OBJECTIVE: Omit all images. Write out the rest of the material exactly.
——
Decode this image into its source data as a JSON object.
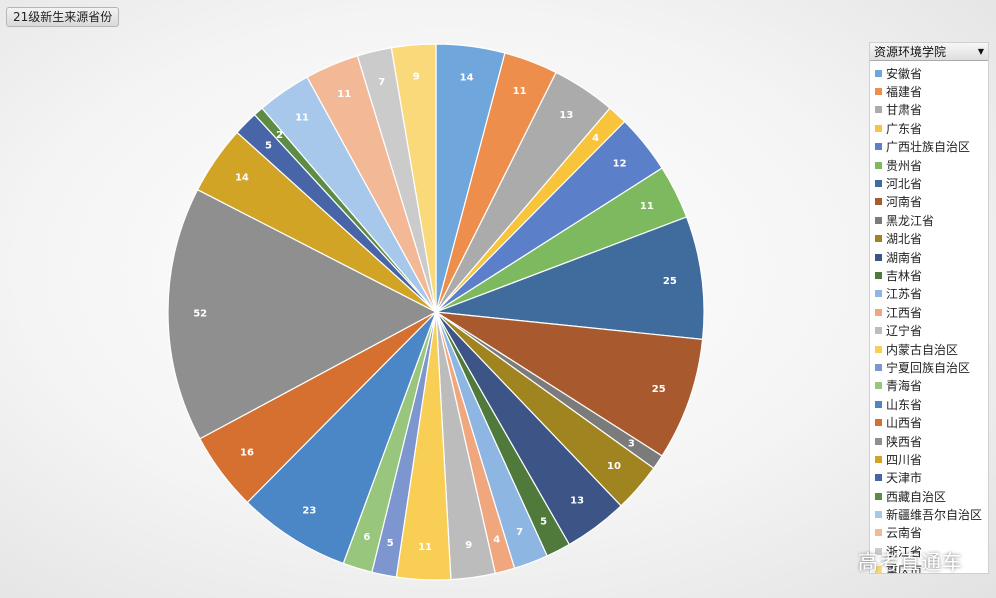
{
  "header": {
    "title": "21级新生来源省份"
  },
  "filter": {
    "selected": "资源环境学院",
    "icon": "chevron-down-icon"
  },
  "chart_data": {
    "type": "pie",
    "title": "21级新生来源省份",
    "legend_position": "right",
    "categories": [
      "安徽省",
      "福建省",
      "甘肃省",
      "广东省",
      "广西壮族自治区",
      "贵州省",
      "河北省",
      "河南省",
      "黑龙江省",
      "湖北省",
      "湖南省",
      "吉林省",
      "江苏省",
      "江西省",
      "辽宁省",
      "内蒙古自治区",
      "宁夏回族自治区",
      "青海省",
      "山东省",
      "山西省",
      "陕西省",
      "四川省",
      "天津市",
      "西藏自治区",
      "新疆维吾尔自治区",
      "云南省",
      "浙江省",
      "重庆市"
    ],
    "values": [
      14,
      11,
      13,
      4,
      12,
      11,
      25,
      25,
      3,
      10,
      13,
      5,
      7,
      4,
      9,
      11,
      5,
      6,
      23,
      16,
      52,
      14,
      5,
      2,
      11,
      11,
      7,
      9
    ],
    "colors": [
      "#6FA6DB",
      "#ED8E4C",
      "#ABABAB",
      "#F8C43B",
      "#5B7FC8",
      "#7DB95E",
      "#3F6C9C",
      "#A85A2E",
      "#7B7B7B",
      "#A08420",
      "#3C5486",
      "#507A3B",
      "#8DB6E2",
      "#F0A77E",
      "#BCBCBC",
      "#F8CE55",
      "#7E96D0",
      "#98C67D",
      "#4B86C6",
      "#D57030",
      "#8F8F8F",
      "#D1A426",
      "#4865A8",
      "#5D8C47",
      "#A7C8EA",
      "#F3B896",
      "#CBCBCB",
      "#FAD97A"
    ]
  },
  "watermark": "高考直通车"
}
——
RESPONSE BELOW:
Decode this image into its source data as a JSON object.
{
  "header": {
    "title": "21级新生来源省份"
  },
  "filter": {
    "selected": "资源环境学院",
    "icon": "chevron-down-icon"
  },
  "chart_data": {
    "type": "pie",
    "title": "21级新生来源省份",
    "legend_position": "right",
    "categories": [
      "安徽省",
      "福建省",
      "甘肃省",
      "广东省",
      "广西壮族自治区",
      "贵州省",
      "河北省",
      "河南省",
      "黑龙江省",
      "湖北省",
      "湖南省",
      "吉林省",
      "江苏省",
      "江西省",
      "辽宁省",
      "内蒙古自治区",
      "宁夏回族自治区",
      "青海省",
      "山东省",
      "山西省",
      "陕西省",
      "四川省",
      "天津市",
      "西藏自治区",
      "新疆维吾尔自治区",
      "云南省",
      "浙江省",
      "重庆市"
    ],
    "values": [
      14,
      11,
      13,
      4,
      12,
      11,
      25,
      25,
      3,
      10,
      13,
      5,
      7,
      4,
      9,
      11,
      5,
      6,
      23,
      16,
      52,
      14,
      5,
      2,
      11,
      11,
      7,
      9
    ],
    "colors": [
      "#6FA6DB",
      "#ED8E4C",
      "#ABABAB",
      "#F8C43B",
      "#5B7FC8",
      "#7DB95E",
      "#3F6C9C",
      "#A85A2E",
      "#7B7B7B",
      "#A08420",
      "#3C5486",
      "#507A3B",
      "#8DB6E2",
      "#F0A77E",
      "#BCBCBC",
      "#F8CE55",
      "#7E96D0",
      "#98C67D",
      "#4B86C6",
      "#D57030",
      "#8F8F8F",
      "#D1A426",
      "#4865A8",
      "#5D8C47",
      "#A7C8EA",
      "#F3B896",
      "#CBCBCB",
      "#FAD97A"
    ]
  },
  "watermark": "高考直通车"
}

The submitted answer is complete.